Task brief ▸ Write the listing below out again exactly, dropping the images.

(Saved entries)
━━━━━━━━
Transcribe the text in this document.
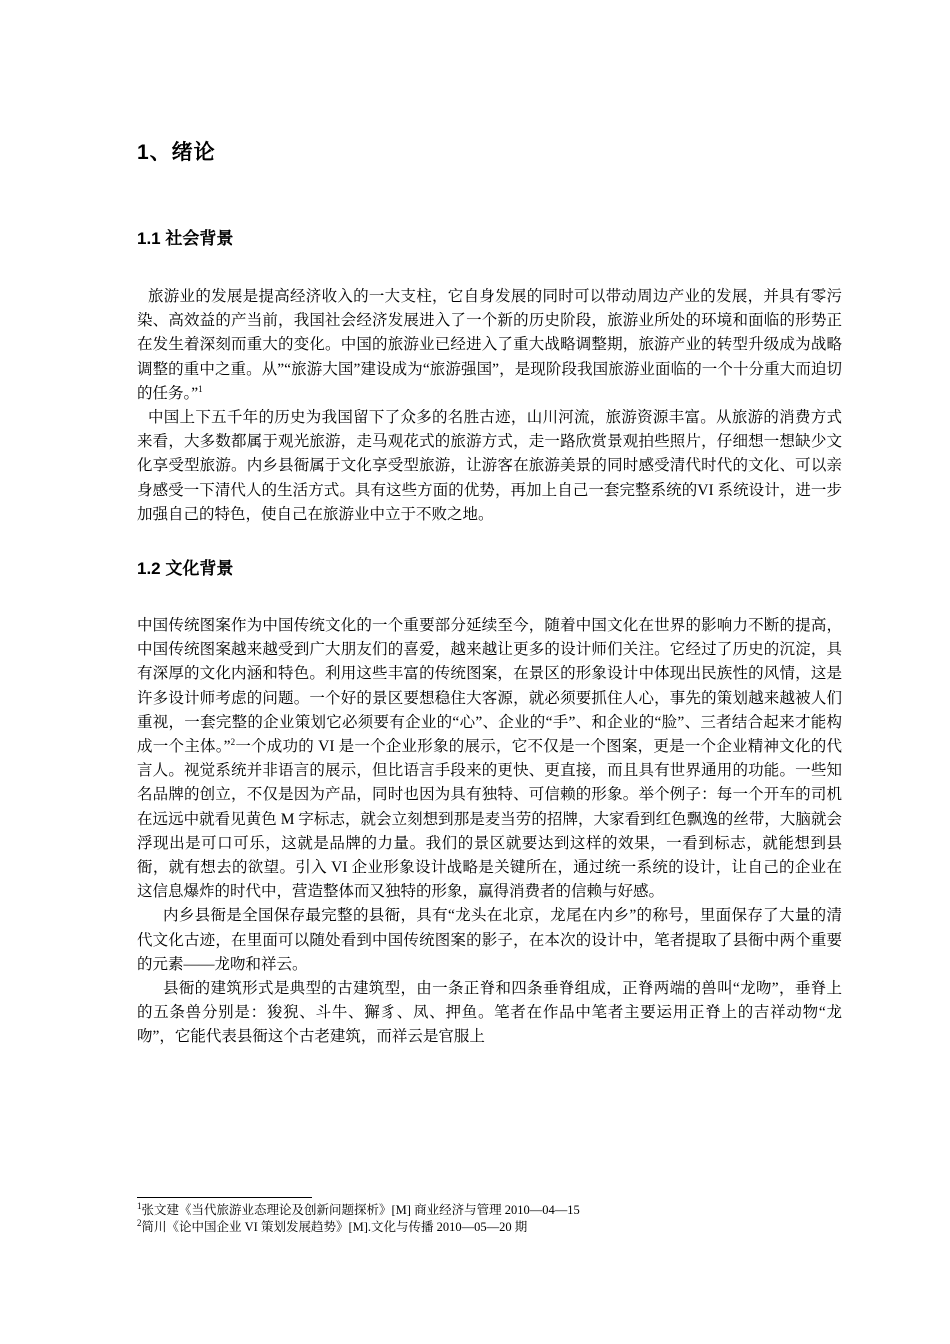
1、绪论
1.1 社会背景

旅游业的发展是提高经济收入的一大支柱，它自身发展的同时可以带动周边产业的发展，并具有零污染、高效益的产当前，我国社会经济发展进入了一个新的历史阶段，旅游业所处的环境和面临的形势正在发生着深刻而重大的变化。中国的旅游业已经进入了重大战略调整期，旅游产业的转型升级成为战略调整的重中之重。从”“旅游大国”建设成为“旅游强国”，是现阶段我国旅游业面临的一个十分重大而迫切的任务。”$^1$

中国上下五千年的历史为我国留下了众多的名胜古迹，山川河流，旅游资源丰富。从旅游的消费方式来看，大多数都属于观光旅游，走马观花式的旅游方式，走一路欣赏景观拍些照片，仔细想一想缺少文化享受型旅游。内乡县衙属于文化享受型旅游，让游客在旅游美景的同时感受清代时代的文化、可以亲身感受一下清代人的生活方式。具有这些方面的优势，再加上自己一套完整系统的VI 系统设计，进一步加强自己的特色，使自己在旅游业中立于不败之地。

1.2 文化背景

中国传统图案作为中国传统文化的一个重要部分延续至今，随着中国文化在世界的影响力不断的提高，中国传统图案越来越受到广大朋友们的喜爱，越来越让更多的设计师们关注。它经过了历史的沉淀，具有深厚的文化内涵和特色。利用这些丰富的传统图案，在景区的形象设计中体现出民族性的风情，这是许多设计师考虑的问题。一个好的景区要想稳住大客源，就必须要抓住人心，事先的策划越来越被人们重视，一套完整的企业策划它必须要有企业的“心”、企业的“手”、和企业的“脸”、三者结合起来才能构成一个主体。”$^2$一个成功的 VI 是一个企业形象的展示，它不仅是一个图案，更是一个企业精神文化的代言人。视觉系统并非语言的展示，但比语言手段来的更快、更直接，而且具有世界通用的功能。一些知名品牌的创立，不仅是因为产品，同时也因为具有独特、可信赖的形象。举个例子：每一个开车的司机在远远中就看见黄色 M 字标志，就会立刻想到那是麦当劳的招牌，大家看到红色飘逸的丝带，大脑就会浮现出是可口可乐，这就是品牌的力量。我们的景区就要达到这样的效果，一看到标志，就能想到县衙，就有想去的欲望。引入 VI 企业形象设计战略是关键所在，通过统一系统的设计，让自己的企业在这信息爆炸的时代中，营造整体而又独特的形象，赢得消费者的信赖与好感。

内乡县衙是全国保存最完整的县衙，具有“龙头在北京，龙尾在内乡”的称号，里面保存了大量的清代文化古迹，在里面可以随处看到中国传统图案的影子，在本次的设计中，笔者提取了县衙中两个重要的元素——龙吻和祥云。

县衙的建筑形式是典型的古建筑型，由一条正脊和四条垂脊组成，正脊两端的兽叫“龙吻”，垂脊上的五条兽分别是：狻猊、斗牛、獬豸、凤、押鱼。笔者在作品中笔者主要运用正脊上的吉祥动物“龙吻”，它能代表县衙这个古老建筑，而祥云是官服上

$^1$张文建《当代旅游业态理论及创新问题探析》[M] 商业经济与管理 2010—04—15
$^2$简川《论中国企业 VI 策划发展趋势》[M].文化与传播 2010—05—20 期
━━━━━━━━
Response below ▸
Transcribe the text in this document.
1、绪论
1.1 社会背景

旅游业的发展是提高经济收入的一大支柱，它自身发展的同时可以带动周边产业的发展，并具有零污染、高效益的产当前，我国社会经济发展进入了一个新的历史阶段，旅游业所处的环境和面临的形势正在发生着深刻而重大的变化。中国的旅游业已经进入了重大战略调整期，旅游产业的转型升级成为战略调整的重中之重。从”“旅游大国”建设成为“旅游强国”，是现阶段我国旅游业面临的一个十分重大而迫切的任务。”$^1$

中国上下五千年的历史为我国留下了众多的名胜古迹，山川河流，旅游资源丰富。从旅游的消费方式来看，大多数都属于观光旅游，走马观花式的旅游方式，走一路欣赏景观拍些照片，仔细想一想缺少文化享受型旅游。内乡县衙属于文化享受型旅游，让游客在旅游美景的同时感受清代时代的文化、可以亲身感受一下清代人的生活方式。具有这些方面的优势，再加上自己一套完整系统的VI 系统设计，进一步加强自己的特色，使自己在旅游业中立于不败之地。

1.2 文化背景

中国传统图案作为中国传统文化的一个重要部分延续至今，随着中国文化在世界的影响力不断的提高，中国传统图案越来越受到广大朋友们的喜爱，越来越让更多的设计师们关注。它经过了历史的沉淀，具有深厚的文化内涵和特色。利用这些丰富的传统图案，在景区的形象设计中体现出民族性的风情，这是许多设计师考虑的问题。一个好的景区要想稳住大客源，就必须要抓住人心，事先的策划越来越被人们重视，一套完整的企业策划它必须要有企业的“心”、企业的“手”、和企业的“脸”、三者结合起来才能构成一个主体。”$^2$一个成功的 VI 是一个企业形象的展示，它不仅是一个图案，更是一个企业精神文化的代言人。视觉系统并非语言的展示，但比语言手段来的更快、更直接，而且具有世界通用的功能。一些知名品牌的创立，不仅是因为产品，同时也因为具有独特、可信赖的形象。举个例子：每一个开车的司机在远远中就看见黄色 M 字标志，就会立刻想到那是麦当劳的招牌，大家看到红色飘逸的丝带，大脑就会浮现出是可口可乐，这就是品牌的力量。我们的景区就要达到这样的效果，一看到标志，就能想到县衙，就有想去的欲望。引入 VI 企业形象设计战略是关键所在，通过统一系统的设计，让自己的企业在这信息爆炸的时代中，营造整体而又独特的形象，赢得消费者的信赖与好感。

内乡县衙是全国保存最完整的县衙，具有“龙头在北京，龙尾在内乡”的称号，里面保存了大量的清代文化古迹，在里面可以随处看到中国传统图案的影子，在本次的设计中，笔者提取了县衙中两个重要的元素——龙吻和祥云。

县衙的建筑形式是典型的古建筑型，由一条正脊和四条垂脊组成，正脊两端的兽叫“龙吻”，垂脊上的五条兽分别是：狻猊、斗牛、獬豸、凤、押鱼。笔者在作品中笔者主要运用正脊上的吉祥动物“龙吻”，它能代表县衙这个古老建筑，而祥云是官服上

$^1$张文建《当代旅游业态理论及创新问题探析》[M] 商业经济与管理 2010—04—15
$^2$简川《论中国企业 VI 策划发展趋势》[M].文化与传播 2010—05—20 期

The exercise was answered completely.